__TASK PROMPT__. The records that follow are to be repeated exactly, with the pictures removed.

— BEGIN DATA EXTRACT —

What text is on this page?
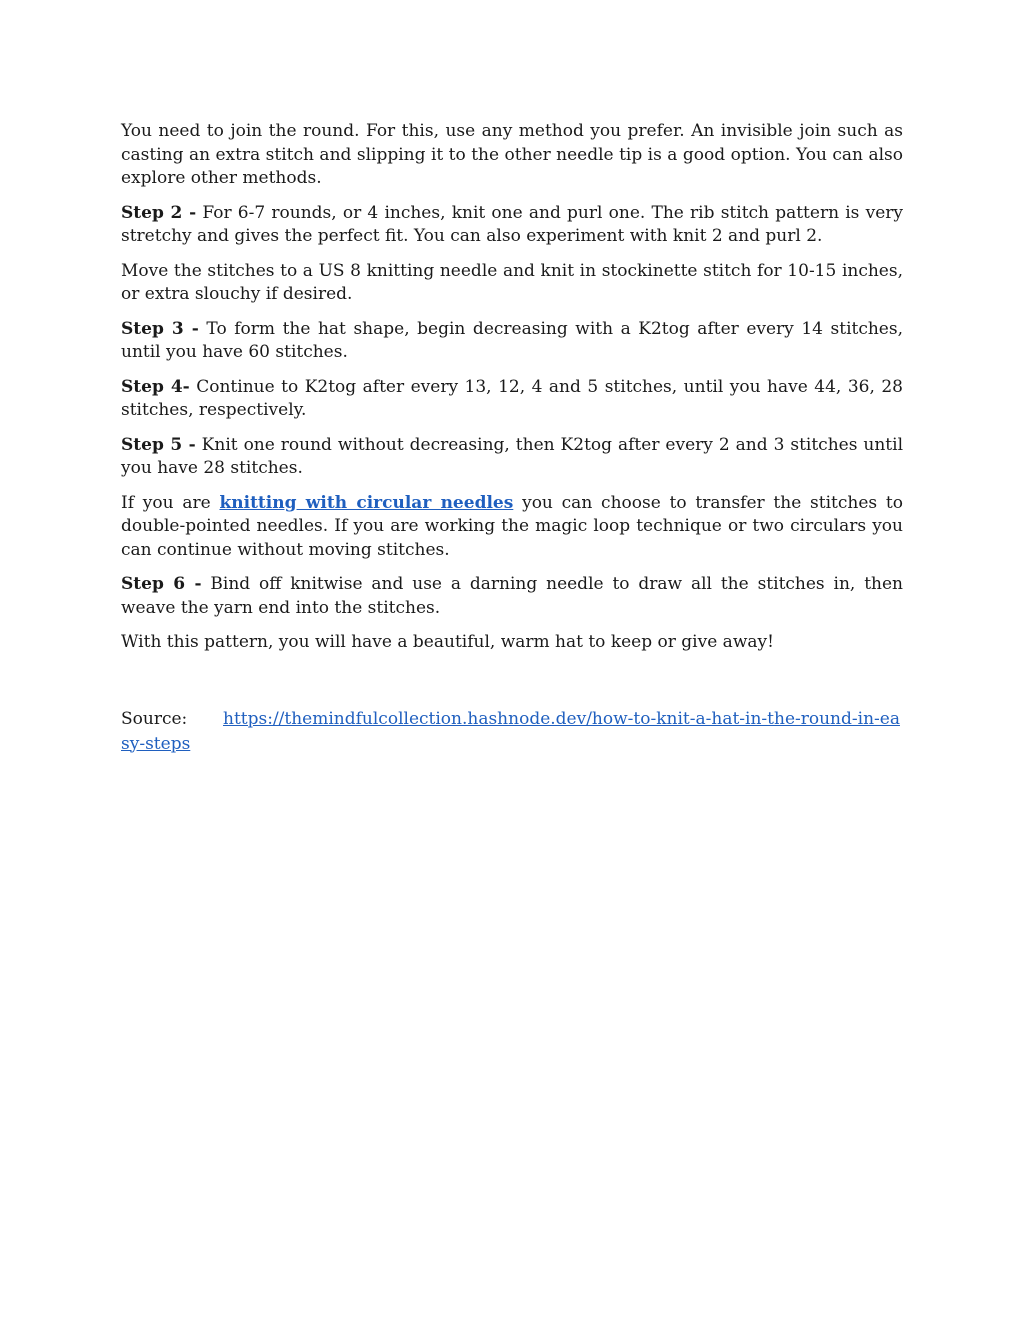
You need to join the round. For this, use any method you prefer. An invisible join such as casting an extra stitch and slipping it to the other needle tip is a good option. You can also explore other methods.

Step 2 - For 6-7 rounds, or 4 inches, knit one and purl one. The rib stitch pattern is very stretchy and gives the perfect fit. You can also experiment with knit 2 and purl 2.

Move the stitches to a US 8 knitting needle and knit in stockinette stitch for 10-15 inches, or extra slouchy if desired.

Step 3 - To form the hat shape, begin decreasing with a K2tog after every 14 stitches, until you have 60 stitches.

Step 4- Continue to K2tog after every 13, 12, 4 and 5 stitches, until you have 44, 36, 28 stitches, respectively.

Step 5 - Knit one round without decreasing, then K2tog after every 2 and 3 stitches until you have 28 stitches.

If you are knitting with circular needles you can choose to transfer the stitches to double-pointed needles. If you are working the magic loop technique or two circulars you can continue without moving stitches.

Step 6 - Bind off knitwise and use a darning needle to draw all the stitches in, then weave the yarn end into the stitches.

With this pattern, you will have a beautiful, warm hat to keep or give away!

Source: https://themindfulcollection.hashnode.dev/how-to-knit-a-hat-in-the-round-in-easy-steps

— END DATA EXTRACT —

__FINISHED TASK__.
What text is on this page?
You need to join the round. For this, use any method you prefer. An invisible join such as casting an extra stitch and slipping it to the other needle tip is a good option. You can also explore other methods.

Step 2 - For 6-7 rounds, or 4 inches, knit one and purl one. The rib stitch pattern is very stretchy and gives the perfect fit. You can also experiment with knit 2 and purl 2.

Move the stitches to a US 8 knitting needle and knit in stockinette stitch for 10-15 inches, or extra slouchy if desired.

Step 3 - To form the hat shape, begin decreasing with a K2tog after every 14 stitches, until you have 60 stitches.

Step 4- Continue to K2tog after every 13, 12, 4 and 5 stitches, until you have 44, 36, 28 stitches, respectively.

Step 5 - Knit one round without decreasing, then K2tog after every 2 and 3 stitches until you have 28 stitches.

If you are knitting with circular needles you can choose to transfer the stitches to double-pointed needles. If you are working the magic loop technique or two circulars you can continue without moving stitches.

Step 6 - Bind off knitwise and use a darning needle to draw all the stitches in, then weave the yarn end into the stitches.

With this pattern, you will have a beautiful, warm hat to keep or give away!

Source: https://themindfulcollection.hashnode.dev/how-to-knit-a-hat-in-the-round-in-easy-steps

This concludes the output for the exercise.